(Stored records)
======
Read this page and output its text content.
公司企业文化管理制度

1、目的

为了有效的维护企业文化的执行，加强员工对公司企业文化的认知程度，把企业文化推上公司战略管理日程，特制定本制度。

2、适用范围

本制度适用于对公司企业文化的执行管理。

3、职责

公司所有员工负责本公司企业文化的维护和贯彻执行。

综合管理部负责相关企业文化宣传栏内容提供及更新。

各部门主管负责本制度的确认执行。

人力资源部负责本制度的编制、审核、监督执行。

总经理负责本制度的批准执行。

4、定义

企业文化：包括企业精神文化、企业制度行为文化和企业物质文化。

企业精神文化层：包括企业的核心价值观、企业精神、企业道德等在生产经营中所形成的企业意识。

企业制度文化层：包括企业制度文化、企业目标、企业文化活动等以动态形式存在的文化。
======
▶ GOAL OF THE EXERCISE
Repeat the material above exactly.

▶ WORKED SOLUTION
Read this page and output its text content.
公司企业文化管理制度

1、目的

为了有效的维护企业文化的执行，加强员工对公司企业文化的认知程度，把企业文化推上公司战略管理日程，特制定本制度。

2、适用范围

本制度适用于对公司企业文化的执行管理。

3、职责

公司所有员工负责本公司企业文化的维护和贯彻执行。

综合管理部负责相关企业文化宣传栏内容提供及更新。

各部门主管负责本制度的确认执行。

人力资源部负责本制度的编制、审核、监督执行。

总经理负责本制度的批准执行。

4、定义

企业文化：包括企业精神文化、企业制度行为文化和企业物质文化。

企业精神文化层：包括企业的核心价值观、企业精神、企业道德等在生产经营中所形成的企业意识。

企业制度文化层：包括企业制度文化、企业目标、企业文化活动等以动态形式存在的文化。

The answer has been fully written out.